* **SUPPLIED DATA**:
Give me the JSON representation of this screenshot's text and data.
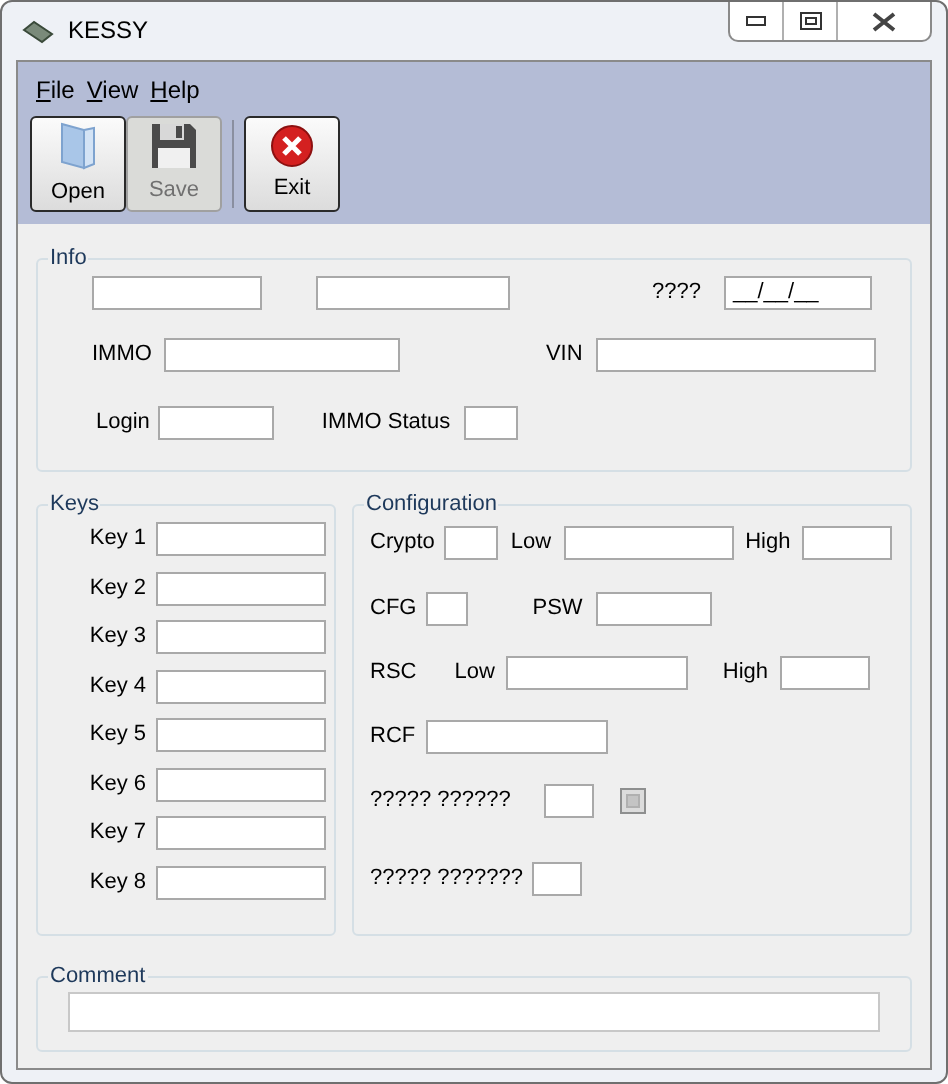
{
  "window": {
    "title": "KESSY"
  },
  "menu": [
    {
      "label": "File"
    },
    {
      "label": "View"
    },
    {
      "label": "Help"
    }
  ],
  "toolbar": [
    {
      "kind": "open",
      "label": "Open",
      "disabled": false
    },
    {
      "kind": "save",
      "label": "Save",
      "disabled": true
    },
    {
      "kind": "separator"
    },
    {
      "kind": "exit",
      "label": "Exit",
      "disabled": false
    }
  ],
  "info": {
    "title": "Info",
    "date_label": "????",
    "date_value": "__/__/__",
    "immo_label": "IMMO",
    "vin_label": "VIN",
    "login_label": "Login",
    "immo_status_label": "IMMO Status"
  },
  "keys": {
    "title": "Keys",
    "items": [
      {
        "label": "Key 1"
      },
      {
        "label": "Key 2"
      },
      {
        "label": "Key 3"
      },
      {
        "label": "Key 4"
      },
      {
        "label": "Key 5"
      },
      {
        "label": "Key 6"
      },
      {
        "label": "Key 7"
      },
      {
        "label": "Key 8"
      }
    ]
  },
  "configuration": {
    "title": "Configuration",
    "crypto_label": "Crypto",
    "crypto_low_label": "Low",
    "crypto_high_label": "High",
    "cfg_label": "CFG",
    "psw_label": "PSW",
    "rsc_label": "RSC",
    "rsc_low_label": "Low",
    "rsc_high_label": "High",
    "rcf_label": "RCF",
    "option_1": {
      "label": "????? ??????",
      "checked": false
    },
    "option_2_label": "????? ???????"
  },
  "comment": {
    "title": "Comment"
  }
}
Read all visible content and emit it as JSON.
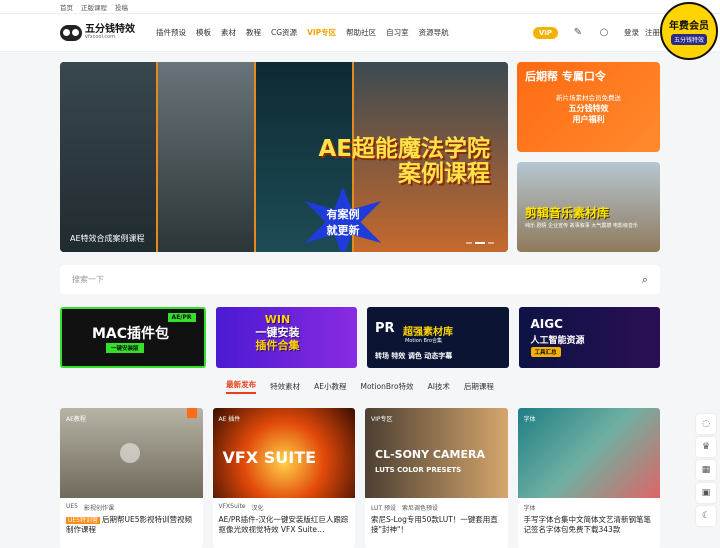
{
  "topbar": {
    "links": [
      "首页",
      "正版课程",
      "投稿"
    ]
  },
  "header": {
    "logo_title": "五分钱特效",
    "logo_domain": "vfxcool.com",
    "menu": [
      "插件预设",
      "模板",
      "素材",
      "教程",
      "CG资源",
      "VIP专区",
      "帮助社区",
      "自习室",
      "资源导航"
    ],
    "vip_label": "VIP",
    "login": "登录",
    "register": "注册"
  },
  "badge": {
    "main": "年费会员",
    "sub": "五分钱特效"
  },
  "hero": {
    "title_line1": "AE超能魔法学院",
    "title_line2": "案例课程",
    "star_line1": "有案例",
    "star_line2": "就更新",
    "caption": "AE特效合成案例课程"
  },
  "side1": {
    "title": "后期帮 专属口令",
    "line1": "新片场素材会员免费送",
    "line2": "五分钱特效",
    "line3": "用户福利"
  },
  "side2": {
    "title": "剪辑音乐素材库",
    "tags": "纯乐 剧情 企业宣传 故事叙事 大气震撼 电影级音乐"
  },
  "search": {
    "placeholder": "搜索一下"
  },
  "banners": [
    {
      "title": "MAC插件包",
      "tag": "AE/PR",
      "sub": "一键安装版"
    },
    {
      "title1": "WIN",
      "title2": "一键安装",
      "title3": "插件合集"
    },
    {
      "title": "PR",
      "title2": "超强素材库",
      "sub": "Motion Bro合集",
      "foot": "转场 特效 调色 动态字幕"
    },
    {
      "title": "AIGC",
      "title2": "人工智能资源",
      "sub": "工具汇总"
    }
  ],
  "tabs": [
    "最新发布",
    "特效素材",
    "AE小教程",
    "MotionBro特效",
    "AI技术",
    "后期课程"
  ],
  "cards": [
    {
      "cat": "AE教程",
      "meta1": "UE5",
      "meta2": "影视创作课",
      "badge": "UE5特训营",
      "title": "后期帮UE5影视特训营视频制作课程"
    },
    {
      "cat": "AE 插件",
      "thumb_big": "VFX SUITE",
      "meta1": "VFXSuite",
      "meta2": "汉化",
      "title": "AE/PR插件-汉化一键安装版红巨人跟踪抠像光效视觉特效 VFX Suite…"
    },
    {
      "cat": "VIP专区",
      "thumb_big": "CL-SONY CAMERA",
      "thumb_sm": "LUTS COLOR PRESETS",
      "meta1": "LUT 预设",
      "meta2": "索尼调色预设",
      "title": "索尼S-Log专用50款LUT！一键套用直接\"封神\"！"
    },
    {
      "cat": "字体",
      "meta1": "字体",
      "meta2": "",
      "title": "手写字体合集中文简体文艺清新钢笔笔记签名字体包免费下载343款"
    }
  ],
  "colors": {
    "accent": "#e8401c",
    "vip": "#f5b100",
    "orange": "#ff6a12"
  }
}
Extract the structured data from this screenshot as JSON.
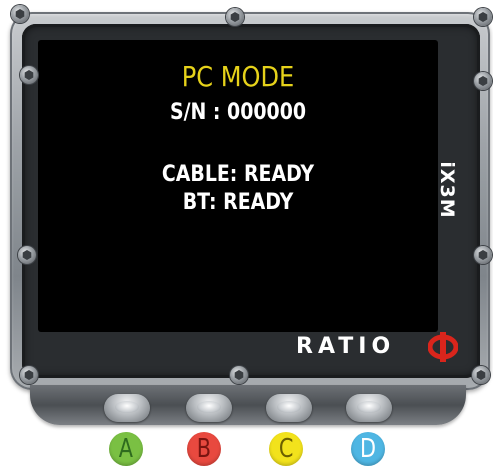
{
  "screen": {
    "mode_title": "PC MODE",
    "serial": "S/N : 000000",
    "cable_status": "CABLE: READY",
    "bt_status": "BT: READY"
  },
  "device": {
    "model": "iX3M",
    "brand": "RATIO",
    "brand_logo_icon": "phi-logo-icon"
  },
  "buttons": [
    {
      "label": "A",
      "color": "#7ac043",
      "text_color": "#2e6b1e"
    },
    {
      "label": "B",
      "color": "#e8493f",
      "text_color": "#7a1410"
    },
    {
      "label": "C",
      "color": "#f2e21c",
      "text_color": "#6b5f00"
    },
    {
      "label": "D",
      "color": "#4fb6e3",
      "text_color": "#ffffff"
    }
  ],
  "colors": {
    "title_yellow": "#e6d21a",
    "screen_bg": "#000000",
    "brand_red": "#d9251c"
  }
}
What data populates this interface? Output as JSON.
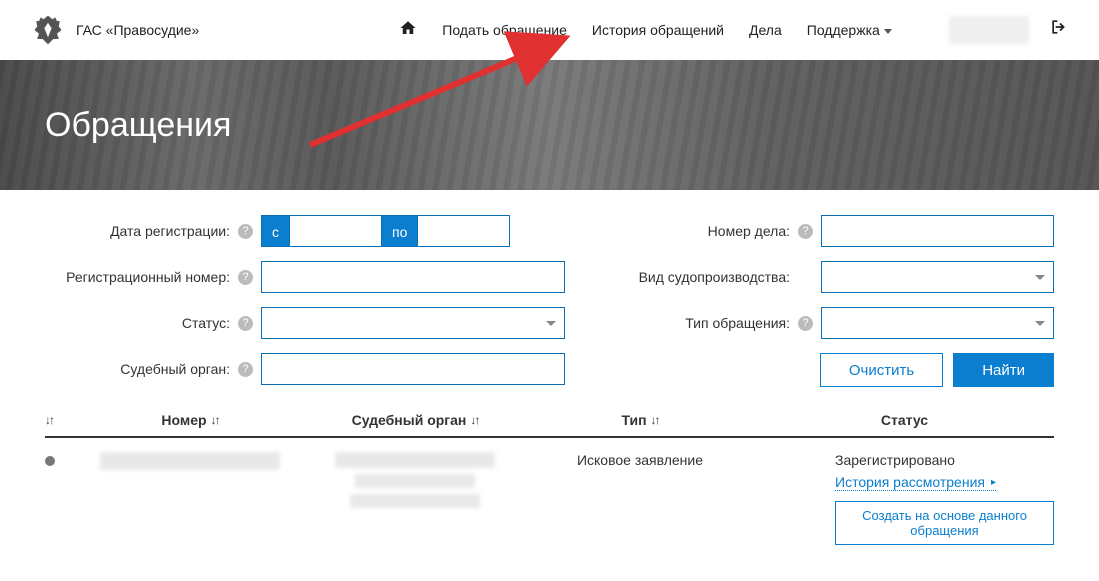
{
  "header": {
    "brand": "ГАС «Правосудие»",
    "nav": {
      "submit": "Подать обращение",
      "history": "История обращений",
      "cases": "Дела",
      "support": "Поддержка"
    }
  },
  "banner": {
    "title": "Обращения"
  },
  "filters": {
    "date_reg_label": "Дата регистрации:",
    "date_from_badge": "с",
    "date_to_badge": "по",
    "reg_num_label": "Регистрационный номер:",
    "status_label": "Статус:",
    "court_label": "Судебный орган:",
    "case_num_label": "Номер дела:",
    "proc_type_label": "Вид судопроизводства:",
    "appeal_type_label": "Тип обращения:",
    "clear_btn": "Очистить",
    "find_btn": "Найти"
  },
  "table": {
    "headers": {
      "number": "Номер",
      "court": "Судебный орган",
      "type": "Тип",
      "status": "Статус"
    },
    "row": {
      "type": "Исковое заявление",
      "status": "Зарегистрировано",
      "history_link": "История рассмотрения",
      "create_btn": "Создать на основе данного обращения"
    }
  }
}
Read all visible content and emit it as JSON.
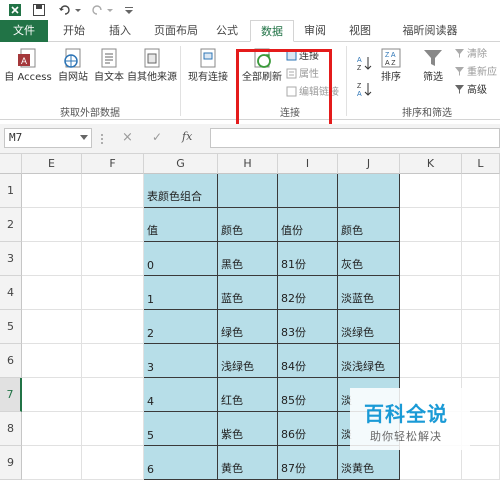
{
  "ribbon_tabs": [
    {
      "label": "文件"
    },
    {
      "label": "开始"
    },
    {
      "label": "插入"
    },
    {
      "label": "页面布局"
    },
    {
      "label": "公式"
    },
    {
      "label": "数据"
    },
    {
      "label": "审阅"
    },
    {
      "label": "视图"
    },
    {
      "label": "福昕阅读器"
    }
  ],
  "ribbon": {
    "external": {
      "access": "自 Access",
      "web": "自网站",
      "text": "自文本",
      "other": "自其他来源",
      "group_label": "获取外部数据"
    },
    "existing": "现有连接",
    "refresh_all": "全部刷新",
    "connections": {
      "conn": "连接",
      "props": "属性",
      "edit_links": "编辑链接",
      "group_label": "连接"
    },
    "sort_filter": {
      "sort": "排序",
      "filter": "筛选",
      "clear": "清除",
      "reapply": "重新应",
      "advanced": "高级",
      "group_label": "排序和筛选"
    }
  },
  "formula_bar": {
    "name_box": "M7",
    "cancel": "×",
    "enter": "✓",
    "fx": "fx"
  },
  "columns": [
    "E",
    "F",
    "G",
    "H",
    "I",
    "J",
    "K",
    "L"
  ],
  "rows": [
    "1",
    "2",
    "3",
    "4",
    "5",
    "6",
    "7",
    "8",
    "9"
  ],
  "table": [
    [
      "表颜色组合",
      "",
      "",
      ""
    ],
    [
      "值",
      "颜色",
      "值份",
      "颜色"
    ],
    [
      "0",
      "黑色",
      "81份",
      "灰色"
    ],
    [
      "1",
      "蓝色",
      "82份",
      "淡蓝色"
    ],
    [
      "2",
      "绿色",
      "83份",
      "淡绿色"
    ],
    [
      "3",
      "浅绿色",
      "84份",
      "淡浅绿色"
    ],
    [
      "4",
      "红色",
      "85份",
      "淡"
    ],
    [
      "5",
      "紫色",
      "86份",
      "淡"
    ],
    [
      "6",
      "黄色",
      "87份",
      "淡黄色"
    ]
  ],
  "watermark": {
    "title": "百科全说",
    "subtitle": "助你轻松解决"
  },
  "colors": {
    "accent": "#217346",
    "table_fill": "#b7dee8",
    "highlight": "#e41b1b"
  }
}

* **THE TASK**:
Identify every line above that includes the word "IMMO", and show those lines.

* **ANSWER TO THIS TASK**:
    "immo_label": "IMMO",
    "immo_status_label": "IMMO Status"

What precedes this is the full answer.